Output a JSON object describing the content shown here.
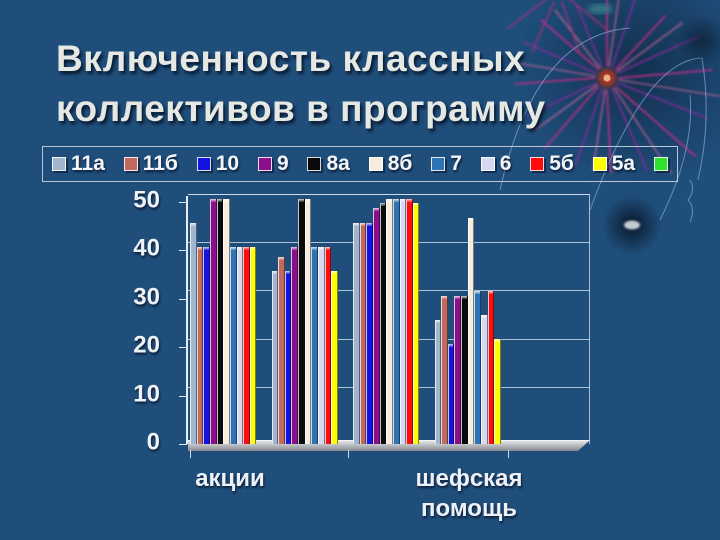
{
  "slide": {
    "title_line1": "Включенность классных",
    "title_line2": "коллективов в программу",
    "background_color": "#1f4e7b",
    "title_color": "#e6e8e3"
  },
  "legend": {
    "items": [
      {
        "label": "11а",
        "color": "#9fb6ce"
      },
      {
        "label": "11б",
        "color": "#c1695d"
      },
      {
        "label": "10",
        "color": "#1414e0"
      },
      {
        "label": "9",
        "color": "#8b0e8b"
      },
      {
        "label": "8а",
        "color": "#0a0a0a"
      },
      {
        "label": "8б",
        "color": "#f5eedc"
      },
      {
        "label": "7",
        "color": "#2e74b5"
      },
      {
        "label": "6",
        "color": "#d8d8f0"
      },
      {
        "label": "5б",
        "color": "#fd0d0d"
      },
      {
        "label": "5а",
        "color": "#fdfd05"
      },
      {
        "label": "",
        "color": "#2fe22f"
      }
    ]
  },
  "chart_data": {
    "type": "bar",
    "style": "3d-clustered-column",
    "title": "",
    "categories": [
      "акции",
      "",
      "",
      "шефская помощь"
    ],
    "visible_category_labels": [
      "акции",
      "шефская помощь"
    ],
    "series": [
      {
        "name": "11а",
        "color": "#9fb6ce",
        "values": [
          45,
          35,
          45,
          25
        ]
      },
      {
        "name": "11б",
        "color": "#c1695d",
        "values": [
          40,
          38,
          45,
          30
        ]
      },
      {
        "name": "10",
        "color": "#1414e0",
        "values": [
          40,
          35,
          45,
          20
        ]
      },
      {
        "name": "9",
        "color": "#8b0e8b",
        "values": [
          50,
          40,
          48,
          30
        ]
      },
      {
        "name": "8а",
        "color": "#0a0a0a",
        "values": [
          50,
          50,
          49,
          30
        ]
      },
      {
        "name": "8б",
        "color": "#f5eedc",
        "values": [
          50,
          50,
          50,
          46
        ]
      },
      {
        "name": "7",
        "color": "#2e74b5",
        "values": [
          40,
          40,
          50,
          31
        ]
      },
      {
        "name": "6",
        "color": "#d8d8f0",
        "values": [
          40,
          40,
          50,
          26
        ]
      },
      {
        "name": "5б",
        "color": "#fd0d0d",
        "values": [
          40,
          40,
          50,
          31
        ]
      },
      {
        "name": "5а",
        "color": "#fdfd05",
        "values": [
          40,
          35,
          49,
          21
        ]
      }
    ],
    "xlabel": "",
    "ylabel": "",
    "ylim": [
      0,
      50
    ],
    "y_ticks": [
      0,
      10,
      20,
      30,
      40,
      50
    ],
    "grid": true,
    "legend_position": "top"
  }
}
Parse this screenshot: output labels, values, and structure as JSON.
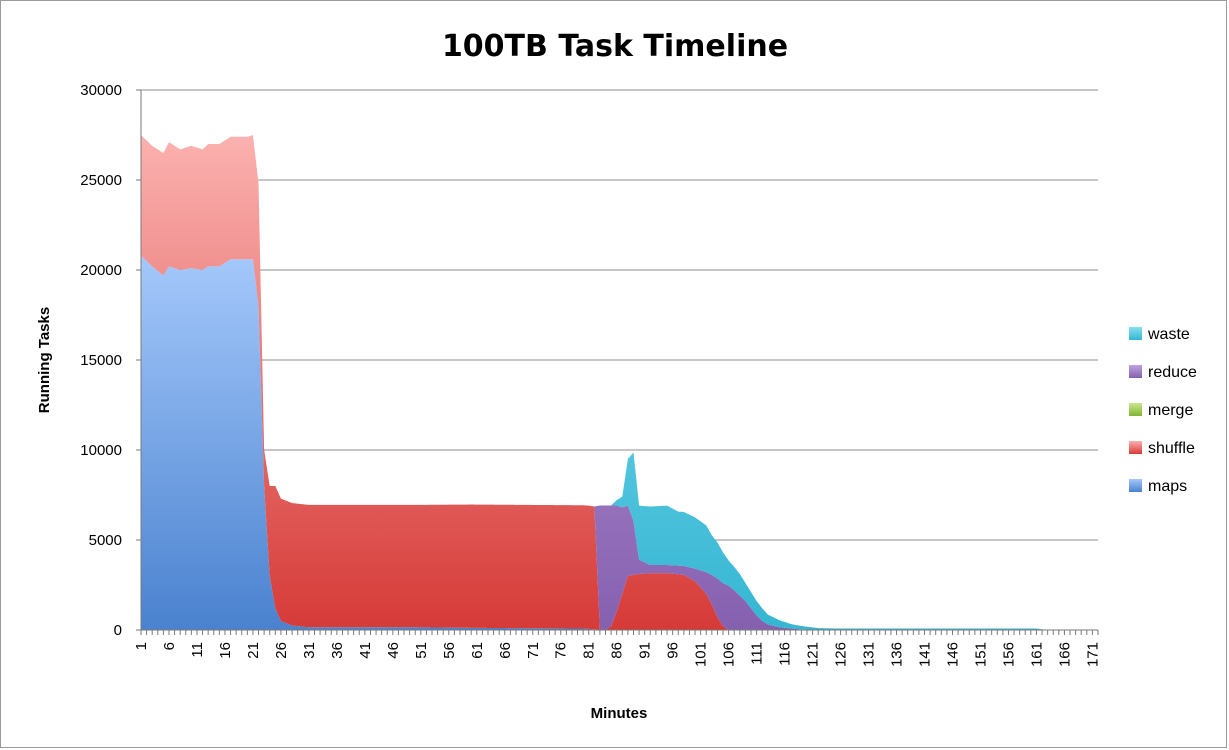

--- What you have to do ---
Without including any pictures, output all the entries above exactly.

--- Expected answer ---
Output a JSON object describing the content shown here.
{
  "slide": {
    "title_line1": "Включенность классных",
    "title_line2": "коллективов в программу",
    "background_color": "#1f4e7b",
    "title_color": "#e6e8e3"
  },
  "legend": {
    "items": [
      {
        "label": "11а",
        "color": "#9fb6ce"
      },
      {
        "label": "11б",
        "color": "#c1695d"
      },
      {
        "label": "10",
        "color": "#1414e0"
      },
      {
        "label": "9",
        "color": "#8b0e8b"
      },
      {
        "label": "8а",
        "color": "#0a0a0a"
      },
      {
        "label": "8б",
        "color": "#f5eedc"
      },
      {
        "label": "7",
        "color": "#2e74b5"
      },
      {
        "label": "6",
        "color": "#d8d8f0"
      },
      {
        "label": "5б",
        "color": "#fd0d0d"
      },
      {
        "label": "5а",
        "color": "#fdfd05"
      },
      {
        "label": "",
        "color": "#2fe22f"
      }
    ]
  },
  "chart_data": {
    "type": "bar",
    "style": "3d-clustered-column",
    "title": "",
    "categories": [
      "акции",
      "",
      "",
      "шефская помощь"
    ],
    "visible_category_labels": [
      "акции",
      "шефская помощь"
    ],
    "series": [
      {
        "name": "11а",
        "color": "#9fb6ce",
        "values": [
          45,
          35,
          45,
          25
        ]
      },
      {
        "name": "11б",
        "color": "#c1695d",
        "values": [
          40,
          38,
          45,
          30
        ]
      },
      {
        "name": "10",
        "color": "#1414e0",
        "values": [
          40,
          35,
          45,
          20
        ]
      },
      {
        "name": "9",
        "color": "#8b0e8b",
        "values": [
          50,
          40,
          48,
          30
        ]
      },
      {
        "name": "8а",
        "color": "#0a0a0a",
        "values": [
          50,
          50,
          49,
          30
        ]
      },
      {
        "name": "8б",
        "color": "#f5eedc",
        "values": [
          50,
          50,
          50,
          46
        ]
      },
      {
        "name": "7",
        "color": "#2e74b5",
        "values": [
          40,
          40,
          50,
          31
        ]
      },
      {
        "name": "6",
        "color": "#d8d8f0",
        "values": [
          40,
          40,
          50,
          26
        ]
      },
      {
        "name": "5б",
        "color": "#fd0d0d",
        "values": [
          40,
          40,
          50,
          31
        ]
      },
      {
        "name": "5а",
        "color": "#fdfd05",
        "values": [
          40,
          35,
          49,
          21
        ]
      }
    ],
    "xlabel": "",
    "ylabel": "",
    "ylim": [
      0,
      50
    ],
    "y_ticks": [
      0,
      10,
      20,
      30,
      40,
      50
    ],
    "grid": true,
    "legend_position": "top"
  }
}
Parse this screenshot: output labels, values, and structure as JSON.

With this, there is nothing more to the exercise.